[Collected data]
==================================================

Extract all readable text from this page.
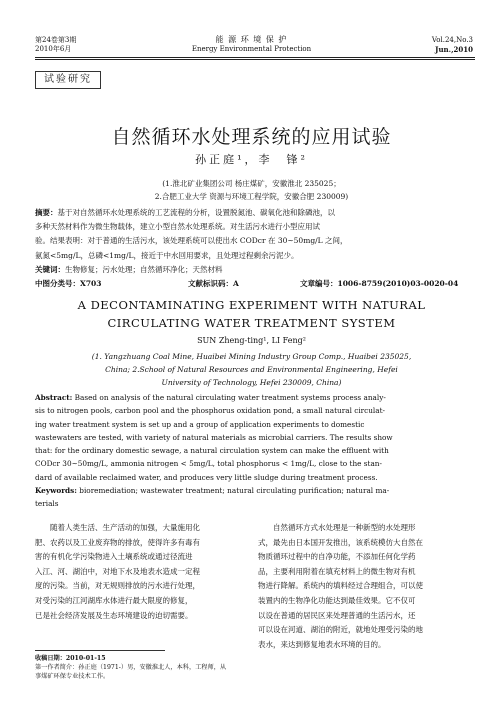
第24卷第3期
2010年6月
能 源 环 境 保 护
Energy Environmental Protection
Vol.24,No.3
Jun.,2010
试验研究
自然循环水处理系统的应用试验
孙正庭¹，李　锋²
(1.淮北矿业集团公司 杨庄煤矿，安徽淮北 235025；
2.合肥工业大学 资源与环境工程学院，安徽合肥 230009)
摘要：基于对自然循环水处理系统的工艺流程的分析，设置脱氮池、碳氧化池和除磷池，以
多种天然材料作为微生物载体，建立小型自然水处理系统。对生活污水进行小型应用试
验。结果表明：对于普通的生活污水，该处理系统可以使出水 CODcr 在 30~50mg/L 之间，
氨氮<5mg/L，总磷<1mg/L，接近于中水回用要求，且处理过程剩余污泥少。
关键词：生物修复；污水处理；自然循环净化；天然材料
中图分类号：X703	文献标识码：A	文章编号：1006-8759(2010)03-0020-04
A DECONTAMINATING EXPERIMENT WITH NATURAL
CIRCULATING WATER TREATMENT SYSTEM
SUN Zheng-ting¹, LI Feng²
(1. Yangzhuang Coal Mine, Huaibei Mining Industry Group Comp., Huaibei 235025,
China; 2.School of Natural Resources and Environmental Engineering, Hefei
University of Technology, Hefei 230009, China)
Abstract: Based on analysis of the natural circulating water treatment systems process analy-
sis to nitrogen pools, carbon pool and the phosphorus oxidation pond, a small natural circulat-
ing water treatment system is set up and a group of application experiments to domestic
wastewaters are tested, with variety of natural materials as microbial carriers. The results show
that: for the ordinary domestic sewage, a natural circulation system can make the effluent with
CODcr 30~50mg/L, ammonia nitrogen < 5mg/L, total phosphorus < 1mg/L, close to the stan-
dard of available reclaimed water, and produces very little sludge during treatment process.
Keywords: bioremediation; wastewater treatment; natural circulating purification; natural ma-
terials
随着人类生活、生产活动的加强，大量施用化
肥、农药以及工业废弃物的排放，使得许多有毒有
害的有机化学污染物进入土壤系统或通过径流进
入江、河、湖泊中，对地下水及地表水造成一定程
度的污染。当前，对无规则排放的污水进行处理，
对受污染的江河湖库水体进行最大限度的修复，
已是社会经济发展及生态环境建设的迫切需要。
自然循环方式水处理是一种新型的水处理形
式，最先由日本国开发推出，该系统模仿大自然在
物质循环过程中的自净功能，不添加任何化学药
品，主要利用附着在填充材料上的微生物对有机
物进行降解。系统内的填料经过合理组合，可以使
装置内的生物净化功能达到最佳效果。它不仅可
以设在普通的居民区来处理普通的生活污水，还
可以设在河道、湖泊的附近，就地处理受污染的地
表水，来达到修复地表水环境的目的。
收稿日期：2010-01-15
第一作者简介：孙正庭（1971-）男，安徽淮北人，本科，工程师，从
事煤矿环保专业技术工作。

==================================================

- GOAL OF THE EXERCISE:
Each line that has the word "nitrogen" should be copied.

- RESPONSE TO THE EXERCISE:
sis to nitrogen pools, carbon pool and the phosphorus oxidation pond, a small natural circulat-
CODcr 30~50mg/L, ammonia nitrogen < 5mg/L, total phosphorus < 1mg/L, close to the stan-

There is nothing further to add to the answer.